[Data listing]
☆ ☆ ☆ ☆ ☆
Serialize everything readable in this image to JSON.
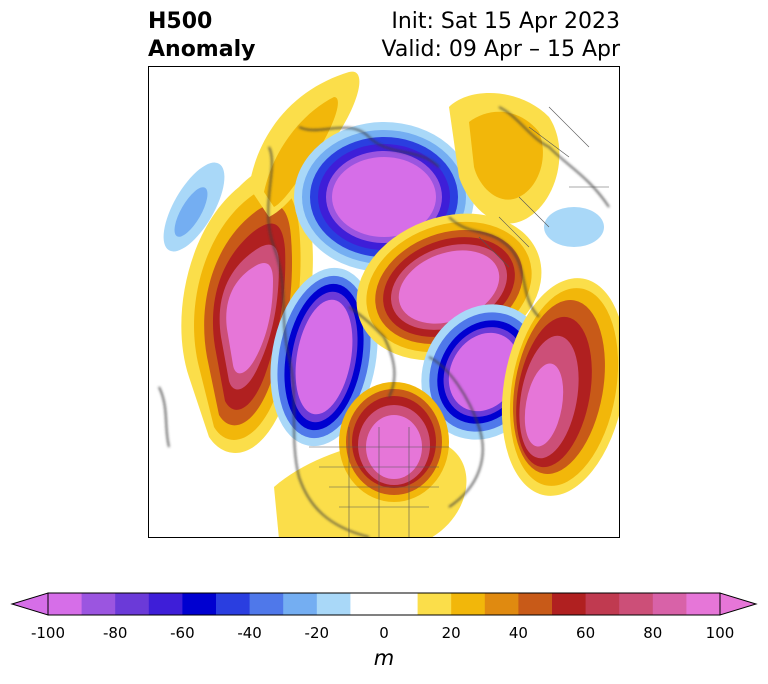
{
  "title": {
    "left_line1": "H500",
    "left_line2": "Anomaly",
    "right_line1": "Init: Sat 15 Apr 2023",
    "right_line2": "Valid: 09 Apr – 15 Apr"
  },
  "colorbar": {
    "unit": "m",
    "ticks": [
      "-100",
      "-80",
      "-60",
      "-40",
      "-20",
      "0",
      "20",
      "40",
      "60",
      "80",
      "100"
    ],
    "colors": [
      "#d66ee8",
      "#9b55e0",
      "#6b3ad8",
      "#3e1ed8",
      "#0000d0",
      "#2a3ee0",
      "#4f78ea",
      "#74aef2",
      "#a9d8f8",
      "#ffffff",
      "#ffffff",
      "#fbde4a",
      "#f2b70a",
      "#e08a10",
      "#c85a18",
      "#b02020",
      "#c03a50",
      "#cc4f78",
      "#d862a8",
      "#e676d8"
    ],
    "extend_low": "#d66ee8",
    "extend_high": "#e676d8"
  }
}
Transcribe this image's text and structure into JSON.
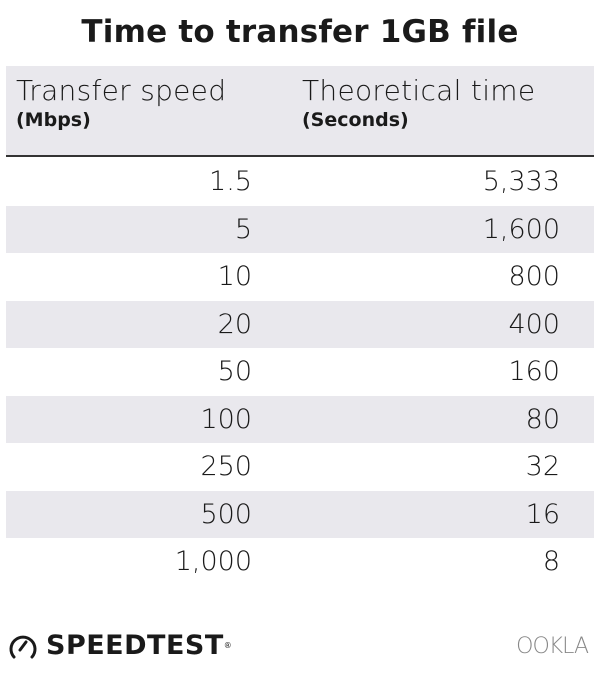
{
  "chart_data": {
    "type": "table",
    "title": "Time to transfer 1GB file",
    "columns": [
      {
        "label": "Transfer speed",
        "unit": "(Mbps)"
      },
      {
        "label": "Theoretical time",
        "unit": "(Seconds)"
      }
    ],
    "rows": [
      [
        "1.5",
        "5,333"
      ],
      [
        "5",
        "1,600"
      ],
      [
        "10",
        "800"
      ],
      [
        "20",
        "400"
      ],
      [
        "50",
        "160"
      ],
      [
        "100",
        "80"
      ],
      [
        "250",
        "32"
      ],
      [
        "500",
        "16"
      ],
      [
        "1,000",
        "8"
      ]
    ],
    "colors": {
      "header_bg": "#e9e8ed",
      "stripe": "#e9e8ed",
      "text": "#1a1a1a"
    }
  },
  "footer": {
    "brand": "SPEEDTEST",
    "brand_mark": "®",
    "partner_logo": "OOKLA"
  }
}
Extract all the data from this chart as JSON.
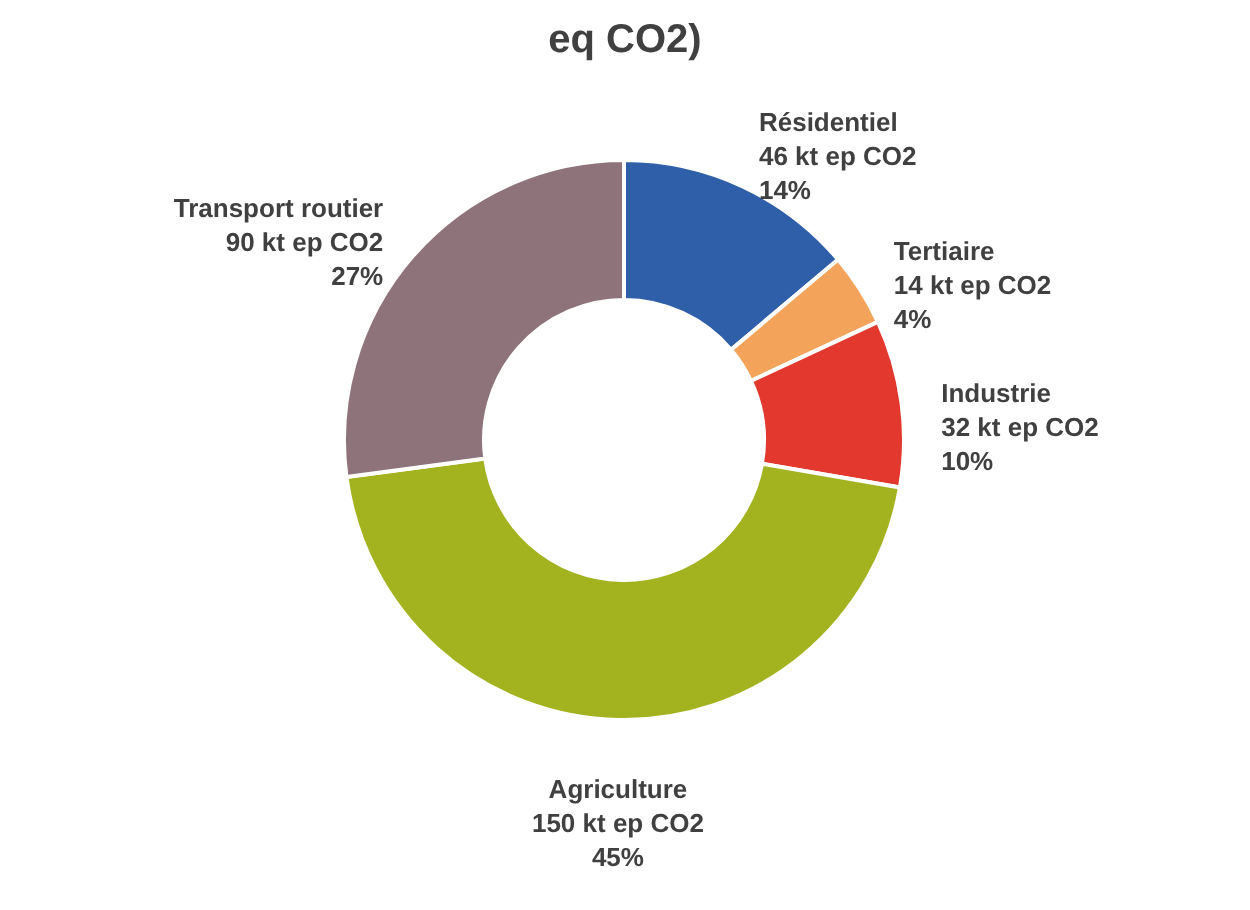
{
  "chart_data": {
    "type": "donut",
    "title": "eq CO2)",
    "categories": [
      "Résidentiel",
      "Tertiaire",
      "Industrie",
      "Agriculture",
      "Transport routier"
    ],
    "values": [
      46,
      14,
      32,
      150,
      90
    ],
    "colors": [
      "#2e5fa8",
      "#f4a35a",
      "#e2382e",
      "#a3b31f",
      "#8e737a"
    ],
    "value_labels": [
      "46 kt ep CO2\n14%",
      "14 kt ep CO2\n4%",
      "32 kt ep CO2\n10%",
      "150 kt ep CO2\n45%",
      "90 kt ep CO2\n27%"
    ],
    "legend": false
  }
}
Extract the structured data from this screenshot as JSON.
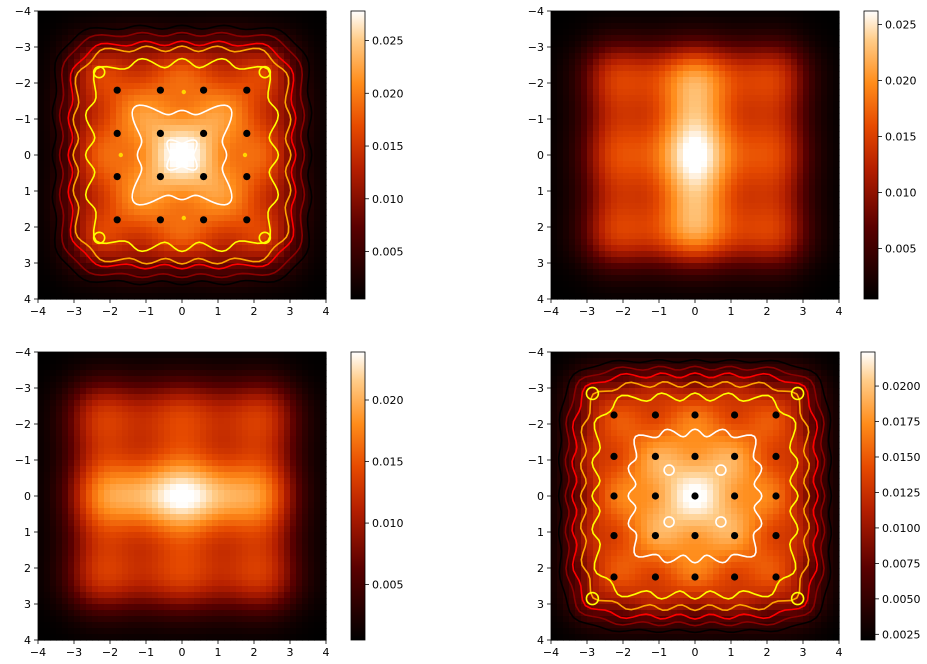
{
  "chart_data": [
    {
      "type": "heatmap",
      "title": "",
      "xlabel": "",
      "ylabel": "",
      "xlim": [
        -4,
        4
      ],
      "ylim": [
        4,
        -4
      ],
      "x_ticks": [
        -4,
        -3,
        -2,
        -1,
        0,
        1,
        2,
        3,
        4
      ],
      "y_ticks": [
        -4,
        -3,
        -2,
        -1,
        0,
        1,
        2,
        3,
        4
      ],
      "colormap": "gist_heat",
      "colorbar": {
        "range": [
          0.0005,
          0.0278
        ],
        "ticks": [
          "0.005",
          "0.010",
          "0.015",
          "0.020",
          "0.025"
        ],
        "tick_values": [
          0.005,
          0.01,
          0.015,
          0.02,
          0.025
        ]
      },
      "grid": false,
      "contour_colors": [
        "#000000",
        "#8b0000",
        "#ff0000",
        "#ffa500",
        "#ffff00",
        "#ffffff"
      ],
      "points": [
        {
          "x": -1.8,
          "y": -1.8,
          "color": "#000000"
        },
        {
          "x": -0.6,
          "y": -1.8,
          "color": "#000000"
        },
        {
          "x": 0.6,
          "y": -1.8,
          "color": "#000000"
        },
        {
          "x": 1.8,
          "y": -1.8,
          "color": "#000000"
        },
        {
          "x": -1.8,
          "y": -0.6,
          "color": "#000000"
        },
        {
          "x": -0.6,
          "y": -0.6,
          "color": "#000000"
        },
        {
          "x": 0.6,
          "y": -0.6,
          "color": "#000000"
        },
        {
          "x": 1.8,
          "y": -0.6,
          "color": "#000000"
        },
        {
          "x": -1.8,
          "y": 0.6,
          "color": "#000000"
        },
        {
          "x": -0.6,
          "y": 0.6,
          "color": "#000000"
        },
        {
          "x": 0.6,
          "y": 0.6,
          "color": "#000000"
        },
        {
          "x": 1.8,
          "y": 0.6,
          "color": "#000000"
        },
        {
          "x": -1.8,
          "y": 1.8,
          "color": "#000000"
        },
        {
          "x": -0.6,
          "y": 1.8,
          "color": "#000000"
        },
        {
          "x": 0.6,
          "y": 1.8,
          "color": "#000000"
        },
        {
          "x": 1.8,
          "y": 1.8,
          "color": "#000000"
        },
        {
          "x": 0.05,
          "y": -1.75,
          "color": "#ffd700"
        },
        {
          "x": -1.7,
          "y": 0.0,
          "color": "#ffd700"
        },
        {
          "x": 1.75,
          "y": 0.0,
          "color": "#ffd700"
        },
        {
          "x": 0.05,
          "y": 1.75,
          "color": "#ffd700"
        }
      ]
    },
    {
      "type": "heatmap",
      "title": "",
      "xlabel": "",
      "ylabel": "",
      "xlim": [
        -4,
        4
      ],
      "ylim": [
        4,
        -4
      ],
      "x_ticks": [
        -4,
        -3,
        -2,
        -1,
        0,
        1,
        2,
        3,
        4
      ],
      "y_ticks": [
        -4,
        -3,
        -2,
        -1,
        0,
        1,
        2,
        3,
        4
      ],
      "colormap": "gist_heat",
      "colorbar": {
        "range": [
          0.0005,
          0.0262
        ],
        "ticks": [
          "0.005",
          "0.010",
          "0.015",
          "0.020",
          "0.025"
        ],
        "tick_values": [
          0.005,
          0.01,
          0.015,
          0.02,
          0.025
        ]
      },
      "grid": false
    },
    {
      "type": "heatmap",
      "title": "",
      "xlabel": "",
      "ylabel": "",
      "xlim": [
        -4,
        4
      ],
      "ylim": [
        4,
        -4
      ],
      "x_ticks": [
        -4,
        -3,
        -2,
        -1,
        0,
        1,
        2,
        3,
        4
      ],
      "y_ticks": [
        -4,
        -3,
        -2,
        -1,
        0,
        1,
        2,
        3,
        4
      ],
      "colormap": "gist_heat",
      "colorbar": {
        "range": [
          0.0005,
          0.0239
        ],
        "ticks": [
          "0.005",
          "0.010",
          "0.015",
          "0.020"
        ],
        "tick_values": [
          0.005,
          0.01,
          0.015,
          0.02
        ]
      },
      "grid": false
    },
    {
      "type": "heatmap",
      "title": "",
      "xlabel": "",
      "ylabel": "",
      "xlim": [
        -4,
        4
      ],
      "ylim": [
        4,
        -4
      ],
      "x_ticks": [
        -4,
        -3,
        -2,
        -1,
        0,
        1,
        2,
        3,
        4
      ],
      "y_ticks": [
        -4,
        -3,
        -2,
        -1,
        0,
        1,
        2,
        3,
        4
      ],
      "colormap": "gist_heat",
      "colorbar": {
        "range": [
          0.0021,
          0.0224
        ],
        "ticks": [
          "0.0025",
          "0.0050",
          "0.0075",
          "0.0100",
          "0.0125",
          "0.0150",
          "0.0175",
          "0.0200"
        ],
        "tick_values": [
          0.0025,
          0.005,
          0.0075,
          0.01,
          0.0125,
          0.015,
          0.0175,
          0.02
        ]
      },
      "grid": false,
      "contour_colors": [
        "#000000",
        "#8b0000",
        "#ff0000",
        "#ffa500",
        "#ffff00",
        "#ffffff"
      ],
      "points": [
        {
          "x": -2.25,
          "y": -2.25,
          "color": "#000000"
        },
        {
          "x": -1.1,
          "y": -2.25,
          "color": "#000000"
        },
        {
          "x": 0.0,
          "y": -2.25,
          "color": "#000000"
        },
        {
          "x": 1.1,
          "y": -2.25,
          "color": "#000000"
        },
        {
          "x": 2.25,
          "y": -2.25,
          "color": "#000000"
        },
        {
          "x": -2.25,
          "y": -1.1,
          "color": "#000000"
        },
        {
          "x": -1.1,
          "y": -1.1,
          "color": "#000000"
        },
        {
          "x": 0.0,
          "y": -1.1,
          "color": "#000000"
        },
        {
          "x": 1.1,
          "y": -1.1,
          "color": "#000000"
        },
        {
          "x": 2.25,
          "y": -1.1,
          "color": "#000000"
        },
        {
          "x": -2.25,
          "y": 0.0,
          "color": "#000000"
        },
        {
          "x": -1.1,
          "y": 0.0,
          "color": "#000000"
        },
        {
          "x": 0.0,
          "y": 0.0,
          "color": "#000000"
        },
        {
          "x": 1.1,
          "y": 0.0,
          "color": "#000000"
        },
        {
          "x": 2.25,
          "y": 0.0,
          "color": "#000000"
        },
        {
          "x": -2.25,
          "y": 1.1,
          "color": "#000000"
        },
        {
          "x": -1.1,
          "y": 1.1,
          "color": "#000000"
        },
        {
          "x": 0.0,
          "y": 1.1,
          "color": "#000000"
        },
        {
          "x": 1.1,
          "y": 1.1,
          "color": "#000000"
        },
        {
          "x": 2.25,
          "y": 1.1,
          "color": "#000000"
        },
        {
          "x": -2.25,
          "y": 2.25,
          "color": "#000000"
        },
        {
          "x": -1.1,
          "y": 2.25,
          "color": "#000000"
        },
        {
          "x": 0.0,
          "y": 2.25,
          "color": "#000000"
        },
        {
          "x": 1.1,
          "y": 2.25,
          "color": "#000000"
        },
        {
          "x": 2.25,
          "y": 2.25,
          "color": "#000000"
        }
      ]
    }
  ]
}
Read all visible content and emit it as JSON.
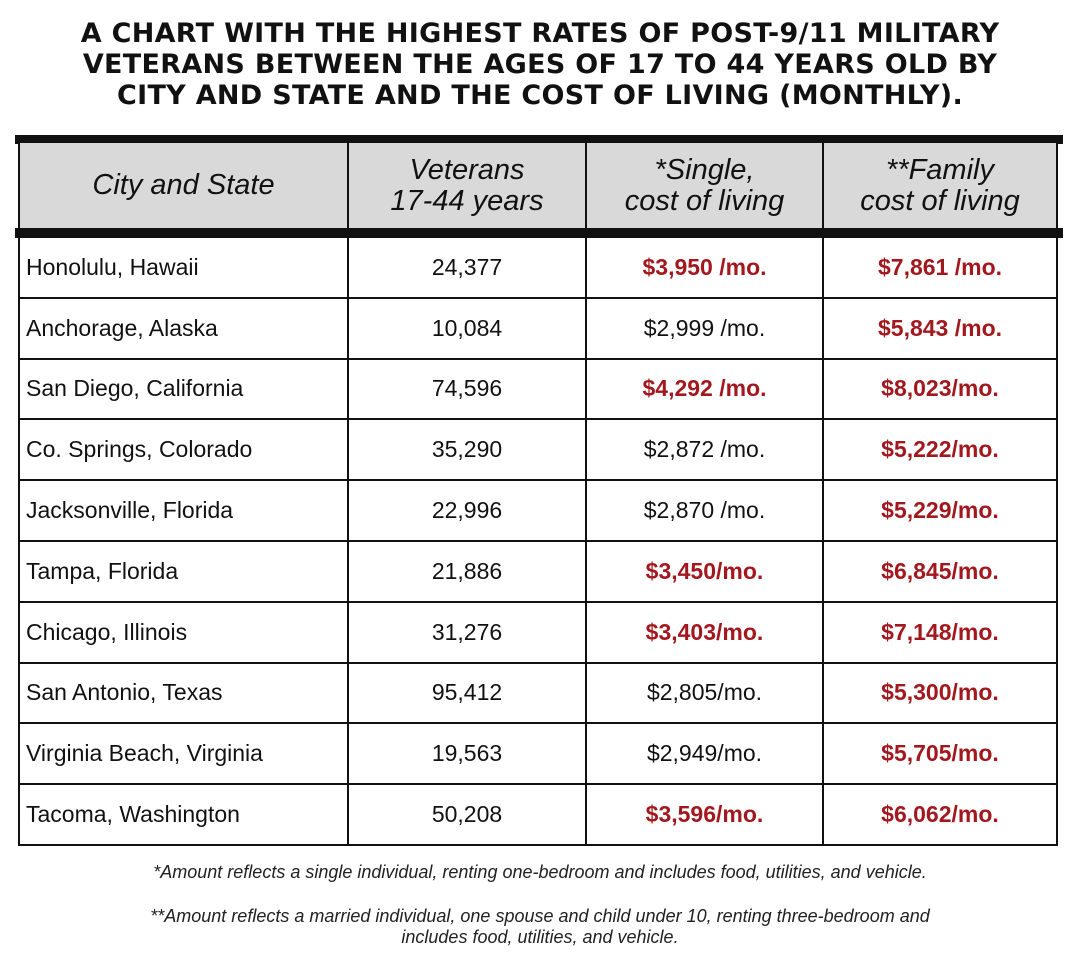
{
  "title_lines": [
    "A CHART WITH THE HIGHEST RATES OF POST-9/11 MILITARY",
    "VETERANS BETWEEN THE AGES OF 17 TO 44 YEARS OLD BY",
    "CITY AND STATE AND THE COST OF LIVING (MONTHLY)."
  ],
  "colors": {
    "highlight": "#a3181e",
    "header_bg": "#d9d9d9",
    "border": "#111111"
  },
  "chart_data": {
    "type": "table",
    "columns": [
      [
        "City and State"
      ],
      [
        "Veterans",
        "17-44 years"
      ],
      [
        "*Single,",
        "cost of living"
      ],
      [
        "**Family",
        "cost of living"
      ]
    ],
    "rows": [
      {
        "cells": [
          "Honolulu, Hawaii",
          "24,377",
          "$3,950 /mo.",
          "$7,861 /mo."
        ],
        "highlighted": [
          false,
          false,
          true,
          true
        ]
      },
      {
        "cells": [
          "Anchorage, Alaska",
          "10,084",
          "$2,999 /mo.",
          "$5,843 /mo."
        ],
        "highlighted": [
          false,
          false,
          false,
          true
        ]
      },
      {
        "cells": [
          "San Diego, California",
          "74,596",
          "$4,292 /mo.",
          "$8,023/mo."
        ],
        "highlighted": [
          false,
          false,
          true,
          true
        ]
      },
      {
        "cells": [
          "Co. Springs, Colorado",
          "35,290",
          "$2,872 /mo.",
          "$5,222/mo."
        ],
        "highlighted": [
          false,
          false,
          false,
          true
        ]
      },
      {
        "cells": [
          "Jacksonville, Florida",
          "22,996",
          "$2,870 /mo.",
          "$5,229/mo."
        ],
        "highlighted": [
          false,
          false,
          false,
          true
        ]
      },
      {
        "cells": [
          "Tampa, Florida",
          "21,886",
          "$3,450/mo.",
          "$6,845/mo."
        ],
        "highlighted": [
          false,
          false,
          true,
          true
        ]
      },
      {
        "cells": [
          "Chicago, Illinois",
          "31,276",
          "$3,403/mo.",
          "$7,148/mo."
        ],
        "highlighted": [
          false,
          false,
          true,
          true
        ]
      },
      {
        "cells": [
          "San Antonio, Texas",
          "95,412",
          "$2,805/mo.",
          "$5,300/mo."
        ],
        "highlighted": [
          false,
          false,
          false,
          true
        ]
      },
      {
        "cells": [
          "Virginia Beach, Virginia",
          "19,563",
          "$2,949/mo.",
          "$5,705/mo."
        ],
        "highlighted": [
          false,
          false,
          false,
          true
        ]
      },
      {
        "cells": [
          "Tacoma, Washington",
          "50,208",
          "$3,596/mo.",
          "$6,062/mo."
        ],
        "highlighted": [
          false,
          false,
          true,
          true
        ]
      }
    ]
  },
  "footnotes": [
    "*Amount reflects a single individual, renting one-bedroom and includes food, utilities, and vehicle.",
    "**Amount reflects a married individual, one spouse and child under 10, renting three-bedroom and",
    "includes food, utilities, and vehicle."
  ]
}
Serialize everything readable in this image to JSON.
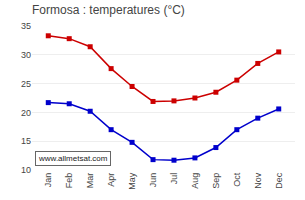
{
  "chart_data": {
    "type": "line",
    "title": "Formosa : temperatures (°C)",
    "categories": [
      "Jan",
      "Feb",
      "Mar",
      "Apr",
      "May",
      "Jun",
      "Jul",
      "Aug",
      "Sep",
      "Oct",
      "Nov",
      "Dec"
    ],
    "series": [
      {
        "color": "#cc0000",
        "marker": "square",
        "values": [
          33.3,
          32.8,
          31.4,
          27.6,
          24.5,
          21.9,
          22.0,
          22.5,
          23.5,
          25.6,
          28.5,
          30.5
        ]
      },
      {
        "color": "#0000cc",
        "marker": "square",
        "values": [
          21.7,
          21.5,
          20.2,
          17.0,
          14.8,
          11.8,
          11.7,
          12.1,
          13.9,
          17.0,
          19.0,
          20.6
        ]
      }
    ],
    "ylim": [
      10,
      35
    ],
    "yticks": [
      10,
      15,
      20,
      25,
      30,
      35
    ],
    "grid": true,
    "annotations": [
      "www.allmetsat.com"
    ]
  }
}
☆ ☆ ☆ ☆ ☆
**Directive:** Check each line of the material above for "reflects" and say how many lines contain it, giving the number alone.

**Problem solution:** 2